> **Written problem**
Work through the data line by line, gathering every line that has the word "files".

> **Record list**
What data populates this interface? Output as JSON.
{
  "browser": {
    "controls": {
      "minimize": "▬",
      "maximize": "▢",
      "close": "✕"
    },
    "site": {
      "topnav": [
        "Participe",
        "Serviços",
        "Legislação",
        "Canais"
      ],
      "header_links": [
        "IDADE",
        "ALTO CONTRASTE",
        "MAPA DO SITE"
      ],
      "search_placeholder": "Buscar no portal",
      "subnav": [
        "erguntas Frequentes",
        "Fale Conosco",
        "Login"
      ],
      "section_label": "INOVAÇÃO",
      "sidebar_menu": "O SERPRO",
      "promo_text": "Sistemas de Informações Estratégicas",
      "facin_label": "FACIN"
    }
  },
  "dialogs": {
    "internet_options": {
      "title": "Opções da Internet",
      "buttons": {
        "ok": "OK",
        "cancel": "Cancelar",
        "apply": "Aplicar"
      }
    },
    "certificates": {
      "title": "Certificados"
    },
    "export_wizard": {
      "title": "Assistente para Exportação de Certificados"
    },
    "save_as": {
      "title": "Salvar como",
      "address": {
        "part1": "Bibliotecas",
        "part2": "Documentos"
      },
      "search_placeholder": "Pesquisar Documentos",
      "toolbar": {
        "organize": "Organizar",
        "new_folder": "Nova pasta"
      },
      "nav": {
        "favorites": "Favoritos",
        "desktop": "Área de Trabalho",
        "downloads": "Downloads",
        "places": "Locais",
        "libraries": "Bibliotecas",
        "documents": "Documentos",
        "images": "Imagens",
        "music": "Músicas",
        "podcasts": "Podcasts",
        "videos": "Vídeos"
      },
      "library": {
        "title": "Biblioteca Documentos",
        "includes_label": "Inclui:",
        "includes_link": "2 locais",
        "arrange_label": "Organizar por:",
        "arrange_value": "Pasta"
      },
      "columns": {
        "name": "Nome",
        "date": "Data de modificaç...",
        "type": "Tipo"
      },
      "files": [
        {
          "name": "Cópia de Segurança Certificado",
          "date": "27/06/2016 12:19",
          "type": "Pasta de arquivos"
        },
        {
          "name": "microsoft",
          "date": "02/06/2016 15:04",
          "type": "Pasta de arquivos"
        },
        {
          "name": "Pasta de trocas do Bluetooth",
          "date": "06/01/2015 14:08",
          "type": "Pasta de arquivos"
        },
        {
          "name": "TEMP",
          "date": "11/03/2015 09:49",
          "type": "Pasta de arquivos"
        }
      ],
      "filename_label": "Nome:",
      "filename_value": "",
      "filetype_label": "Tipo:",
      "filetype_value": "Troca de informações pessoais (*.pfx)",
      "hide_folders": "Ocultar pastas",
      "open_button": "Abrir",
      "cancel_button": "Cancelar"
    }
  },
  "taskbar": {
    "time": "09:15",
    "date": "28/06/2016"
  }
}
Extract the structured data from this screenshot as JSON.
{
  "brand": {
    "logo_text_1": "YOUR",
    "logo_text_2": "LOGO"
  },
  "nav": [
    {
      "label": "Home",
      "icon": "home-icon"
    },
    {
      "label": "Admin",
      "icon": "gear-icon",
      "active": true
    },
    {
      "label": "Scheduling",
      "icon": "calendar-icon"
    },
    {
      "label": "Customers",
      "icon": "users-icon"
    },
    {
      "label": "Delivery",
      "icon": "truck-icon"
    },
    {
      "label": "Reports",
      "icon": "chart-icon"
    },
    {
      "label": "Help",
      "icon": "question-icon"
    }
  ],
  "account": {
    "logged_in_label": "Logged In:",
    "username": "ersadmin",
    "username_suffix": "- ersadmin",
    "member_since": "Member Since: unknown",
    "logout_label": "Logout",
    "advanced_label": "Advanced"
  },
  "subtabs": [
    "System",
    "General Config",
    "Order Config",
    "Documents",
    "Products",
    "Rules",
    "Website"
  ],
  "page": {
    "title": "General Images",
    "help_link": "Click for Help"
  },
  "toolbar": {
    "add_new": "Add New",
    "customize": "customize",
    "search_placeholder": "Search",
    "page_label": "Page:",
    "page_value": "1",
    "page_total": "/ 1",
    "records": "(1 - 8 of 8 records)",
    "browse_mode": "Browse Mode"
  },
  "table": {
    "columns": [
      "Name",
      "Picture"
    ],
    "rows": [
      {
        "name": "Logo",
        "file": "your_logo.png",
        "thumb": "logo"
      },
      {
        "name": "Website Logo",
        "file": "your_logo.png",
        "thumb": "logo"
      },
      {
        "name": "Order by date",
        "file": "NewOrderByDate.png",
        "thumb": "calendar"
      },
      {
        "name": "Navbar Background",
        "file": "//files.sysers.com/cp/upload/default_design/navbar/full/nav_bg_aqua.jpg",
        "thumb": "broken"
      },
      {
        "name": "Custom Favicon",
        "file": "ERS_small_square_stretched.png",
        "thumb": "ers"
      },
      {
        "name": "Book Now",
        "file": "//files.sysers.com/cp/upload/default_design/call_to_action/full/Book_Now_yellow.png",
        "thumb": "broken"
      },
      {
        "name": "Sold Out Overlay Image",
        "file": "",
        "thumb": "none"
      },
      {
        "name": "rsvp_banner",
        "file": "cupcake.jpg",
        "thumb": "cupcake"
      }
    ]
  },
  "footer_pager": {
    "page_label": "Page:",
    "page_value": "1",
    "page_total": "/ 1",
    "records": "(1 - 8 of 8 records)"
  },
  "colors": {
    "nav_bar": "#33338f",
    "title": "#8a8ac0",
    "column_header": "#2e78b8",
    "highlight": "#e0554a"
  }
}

> **Output of the exercise**
      "files": [
        "file": "//files.sysers.com/cp/upload/default_design/navbar/full/nav_bg_aqua.jpg",
        "file": "//files.sysers.com/cp/upload/default_design/call_to_action/full/Book_Now_yellow.png",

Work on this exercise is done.